### [Fonte]
────

UFSC lidera pela primeira vez associação nacional de Filosofia comprometida com questões de gênero e inclusão 

11/07/2025 09:35

Professora informa que, em 2026, UFSC deve receber pela primeira vez evento nacional. Foto: Divulgação/UFSC

 

A professora Janyne Sattler, do Departamento de Filosofia da Universidade Federal de Santa Catarina (UFSC), assumiu, desde janeiro deste ano, a presidência da Associação Nacional de Pós-Graduação em Filosofia (ANPOF). Esta é a primeira vez que uma docente da universidade preside a ANPOF, o que representa uma conquista para a instituição e, sobretudo, para o Programa de Pós-Graduação em Filosofia (PPGFIL/UFSC), que terá mais protagonismo e visibilidade no cenário acadêmico brasileiro. “Em todos os espaços onde estarei representando a ANPOF, estarei representando o programa. Essa visibilidade também é importante para os alunos e alunas do programa, que podem se sentir mais próximos da associação”, afirma a pesquisadora. 

Além disso, a UFSC sediará o próximo encontro da ANPOF, em novembro de 2026, sendo a primeira vez que o evento ocorre em uma universidade catarinense. “Teremos toda a comunidade filosófica brasileira da pós-graduação aqui na UFSC”, comenta. PPGFIL  já possui a nota 7, que é a nota máxima na avaliação da CAPES. Mas geralmente as atenções estão mais voltadas principalmente aos programas do Rio de Janeiro e São Paulo. Portanto, segundo ela, será importante que o encontro ocorra na UFSC, valorizando a pesquisa que é produzida aqui. “O programa da UFSC já é muito consolidado. Temos um quadro docente bastante variado, que trabalha em áreas muito variadas.”

────

### [O que fazer]
Reproduza literalmente o trecho da notícia sobre a ANPOF que começa em "A professora Janyne" e vai até "afirma a pesquisadora.".

### [Dados fornecidos]
────

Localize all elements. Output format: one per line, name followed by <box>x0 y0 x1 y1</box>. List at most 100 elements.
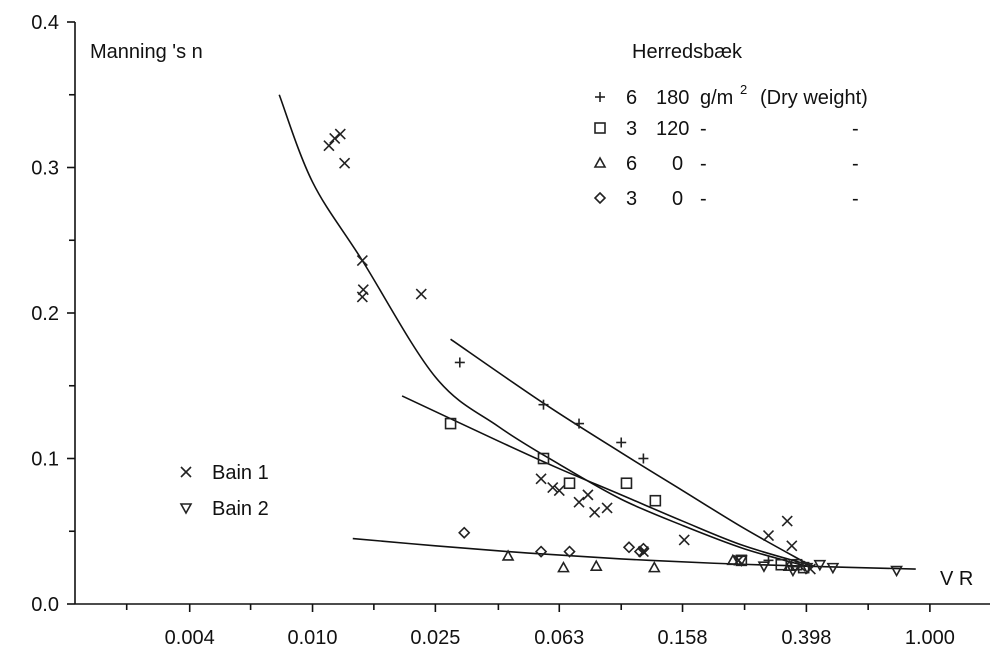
legend-col1: 6 <box>626 87 637 109</box>
marker-square <box>649 494 662 507</box>
marker-square <box>563 477 576 490</box>
axes: 0.0 0.1 0.2 0.3 0.4 0.004 0.010 0.025 0.063 0.158… <box>31 12 990 649</box>
marker-x <box>582 489 594 501</box>
marker-x <box>535 473 547 485</box>
marker-tri-down <box>890 565 903 578</box>
marker-plus <box>616 437 627 448</box>
x-axis-title: V R <box>940 568 973 590</box>
marker-x <box>356 255 368 267</box>
marker-x <box>547 482 559 494</box>
legend-col3: g/m <box>700 87 733 109</box>
marker-plus <box>595 92 605 102</box>
x-tick-label: 0.158 <box>658 627 708 649</box>
legend-top-row: 3 120 - - <box>594 118 859 140</box>
marker-triangle <box>593 156 607 168</box>
x-tick-label: 1.000 <box>905 627 955 649</box>
marker-triangle <box>557 560 570 573</box>
legend-top-title: Herredsbæk <box>632 41 743 63</box>
marker-x <box>601 502 613 514</box>
marker-square <box>775 558 788 571</box>
fit-curve <box>352 537 916 570</box>
marker-tri-down <box>734 555 748 567</box>
x-tick-label: 0.063 <box>534 627 584 649</box>
legend-marker-tri-down <box>179 503 193 515</box>
marker-tri-down <box>800 562 814 575</box>
marker-diamond <box>593 191 607 205</box>
y-tick-label: 0.1 <box>31 449 59 471</box>
legend-col4: - <box>852 153 859 175</box>
legend-col4: - <box>852 118 859 140</box>
y-axis-title: Manning 's n <box>90 41 203 63</box>
legend-col1: 6 <box>626 153 637 175</box>
marker-diamond <box>563 545 576 558</box>
y-tick-label: 0.4 <box>31 12 59 34</box>
x-tick-label: 0.025 <box>410 627 460 649</box>
marker-x <box>339 157 351 169</box>
legend-top-row: 3 0 - - <box>593 188 859 210</box>
legend-marker-x <box>180 466 192 478</box>
marker-x <box>762 530 775 542</box>
marker-diamond <box>534 545 548 558</box>
marker-triangle <box>647 560 661 573</box>
marker-square <box>537 452 550 465</box>
marker-square <box>444 417 457 430</box>
legend-sup: 2 <box>740 82 747 97</box>
marker-x <box>415 288 427 300</box>
marker-x <box>180 466 192 478</box>
legend-bain1-label: Bain 1 <box>212 462 269 484</box>
marker-plus <box>574 418 585 429</box>
marker-x <box>781 515 793 527</box>
marker-tri-down <box>826 562 840 575</box>
legend-bottom: Bain 1 Bain 2 <box>179 462 269 520</box>
marker-x <box>329 132 341 144</box>
legend-col3: - <box>700 188 707 210</box>
legend-col2: 0 <box>672 188 683 210</box>
marker-triangle <box>726 553 740 566</box>
legend-col2: 180 <box>656 87 689 109</box>
marker-triangle <box>501 549 515 561</box>
marker-x <box>678 534 690 546</box>
marker-tri-down <box>179 503 193 515</box>
marker-x <box>573 496 585 508</box>
marker-triangle <box>589 559 603 571</box>
legend-col3: - <box>700 153 707 175</box>
marker-x <box>553 484 565 497</box>
legend-col1: 3 <box>626 118 637 140</box>
fit-curve <box>401 395 814 567</box>
marker-x <box>589 506 601 518</box>
y-tick-label: 0.2 <box>31 303 59 325</box>
legend-col1: 3 <box>626 188 637 210</box>
legend-col2: 120 <box>656 118 689 140</box>
marker-plus <box>454 357 465 368</box>
marker-x <box>334 128 346 140</box>
legend-marker-diamond <box>593 191 607 205</box>
marker-x <box>323 140 335 152</box>
x-tick-label: 0.398 <box>781 627 831 649</box>
legend-marker-square <box>594 122 606 134</box>
y-tick-label: 0.0 <box>31 594 59 616</box>
legend-top-row: 6 0 - - <box>593 153 859 175</box>
marker-diamond <box>458 526 471 539</box>
marker-tri-down <box>757 561 771 573</box>
fit-curve <box>278 94 807 567</box>
marker-x <box>786 540 798 552</box>
legend-top: Herredsbæk 6 180 g/m 2 (Dry weight) 3 12… <box>593 41 868 210</box>
legend-marker-plus <box>595 92 605 102</box>
legend-col4: (Dry weight) <box>760 87 868 109</box>
legend-col4: - <box>852 188 859 210</box>
legend-col3: - <box>700 118 707 140</box>
marker-tri-down <box>813 559 827 572</box>
marker-square <box>594 122 606 134</box>
marker-diamond <box>622 541 636 554</box>
marker-plus <box>638 453 649 464</box>
fit-curves <box>278 94 916 570</box>
y-tick-label: 0.3 <box>31 158 59 180</box>
data-points <box>323 128 903 578</box>
x-tick-label: 0.010 <box>288 627 338 649</box>
legend-marker-triangle <box>593 156 607 168</box>
marker-plus <box>538 399 549 410</box>
legend-col2: 0 <box>672 153 683 175</box>
fit-curve <box>450 338 807 564</box>
marker-x <box>356 291 368 303</box>
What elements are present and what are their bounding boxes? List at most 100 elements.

────

### [Resposta à tarefa]
A professora Janyne Sattler, do Departamento de Filosofia da Universidade Federal de Santa Catarina (UFSC), assumiu, desde janeiro deste ano, a presidência da Associação Nacional de Pós-Graduação em Filosofia (ANPOF). Esta é a primeira vez que uma docente da universidade preside a ANPOF, o que representa uma conquista para a instituição e, sobretudo, para o Programa de Pós-Graduação em Filosofia (PPGFIL/UFSC), que terá mais protagonismo e visibilidade no cenário acadêmico brasileiro. “Em todos os espaços onde estarei representando a ANPOF, estarei representando o programa. Essa visibilidade também é importante para os alunos e alunas do programa, que podem se sentir mais próximos da associação”, afirma a pesquisadora.